■ **Requirement**
Quote the entries word for word. Omit the pictures.

■ **Data to use**

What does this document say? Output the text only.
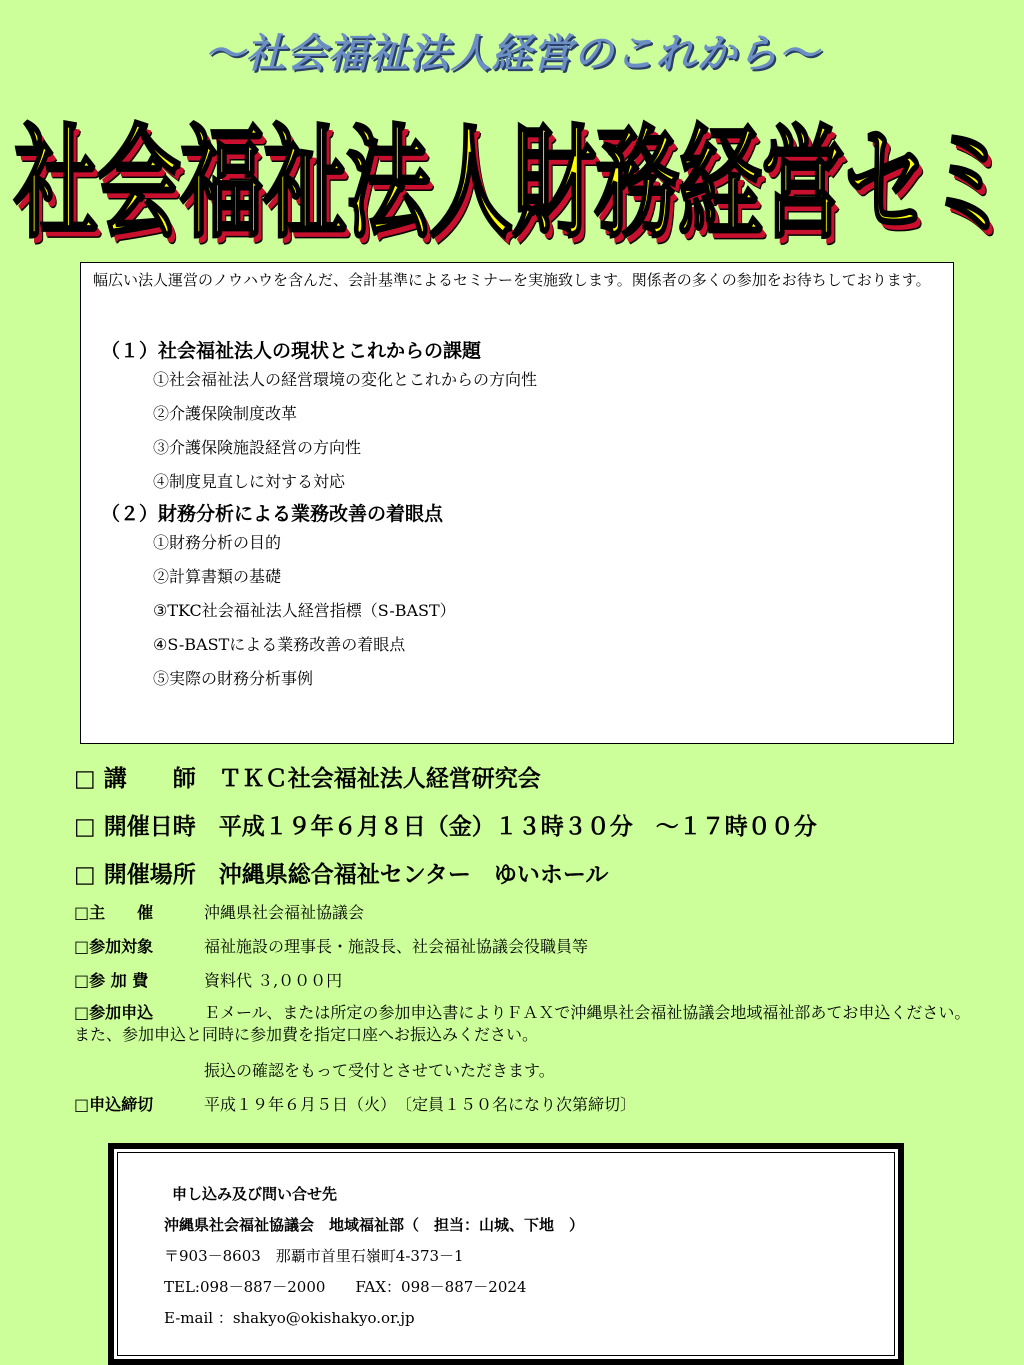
～社会福祉法人経営のこれから～
社会福祉法人財務経営セミ

幅広い法人運営のノウハウを含んだ、会計基準によるセミナーを実施致します。関係者の多くの参加をお待ちしております。

（１）社会福祉法人の現状とこれからの課題

①社会福祉法人の経営環境の変化とこれからの方向性
②介護保険制度改革
③介護保険施設経営の方向性
④制度見直しに対する対応

（２）財務分析による業務改善の着眼点

①財務分析の目的
②計算書類の基礎
③TKC社会福祉法人経営指標（S-BAST）
④S-BASTによる業務改善の着眼点
⑤実際の財務分析事例
□ 講　　師　ＴＫＣ社会福祉法人経営研究会
□ 開催日時　平成１９年６月８日（金）１３時３０分　～１７時００分
□ 開催場所　沖縄県総合福祉センター　ゆいホール
□主　　催	沖縄県社会福祉協議会
□参加対象	福祉施設の理事長・施設長、社会福祉協議会役職員等
□参 加 費	資料代 ３,０００円
□参加申込	Ｅメール、または所定の参加申込書によりＦＡＸで沖縄県社会福祉協議会地域福祉部あてお申込ください。また、参加申込と同時に参加費を指定口座へお振込みください。
振込の確認をもって受付とさせていただきます。
□申込締切	平成１９年６月５日（火）　〔定員１５０名になり次第締切〕
申し込み及び問い合せ先
沖縄県社会福祉協議会　地域福祉部（　担当：山城、下地　）
〒903－8603　那覇市首里石嶺町4-373－1
TEL:098－887－2000　　FAX：098－887－2024
E-mail ：shakyo@okishakyo.or.jp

■ **Solution below**
What does this document say? Output the text only.
～社会福祉法人経営のこれから～
社会福祉法人財務経営セミ

幅広い法人運営のノウハウを含んだ、会計基準によるセミナーを実施致します。関係者の多くの参加をお待ちしております。

（１）社会福祉法人の現状とこれからの課題

①社会福祉法人の経営環境の変化とこれからの方向性
②介護保険制度改革
③介護保険施設経営の方向性
④制度見直しに対する対応

（２）財務分析による業務改善の着眼点

①財務分析の目的
②計算書類の基礎
③TKC社会福祉法人経営指標（S-BAST）
④S-BASTによる業務改善の着眼点
⑤実際の財務分析事例
□ 講　　師　ＴＫＣ社会福祉法人経営研究会
□ 開催日時　平成１９年６月８日（金）１３時３０分　～１７時００分
□ 開催場所　沖縄県総合福祉センター　ゆいホール
□主　　催	沖縄県社会福祉協議会
□参加対象	福祉施設の理事長・施設長、社会福祉協議会役職員等
□参 加 費	資料代 ３,０００円
□参加申込	Ｅメール、または所定の参加申込書によりＦＡＸで沖縄県社会福祉協議会地域福祉部あてお申込ください。また、参加申込と同時に参加費を指定口座へお振込みください。
振込の確認をもって受付とさせていただきます。
□申込締切	平成１９年６月５日（火）　〔定員１５０名になり次第締切〕
申し込み及び問い合せ先
沖縄県社会福祉協議会　地域福祉部（　担当：山城、下地　）
〒903－8603　那覇市首里石嶺町4-373－1
TEL:098－887－2000　　FAX：098－887－2024
E-mail ：shakyo@okishakyo.or.jp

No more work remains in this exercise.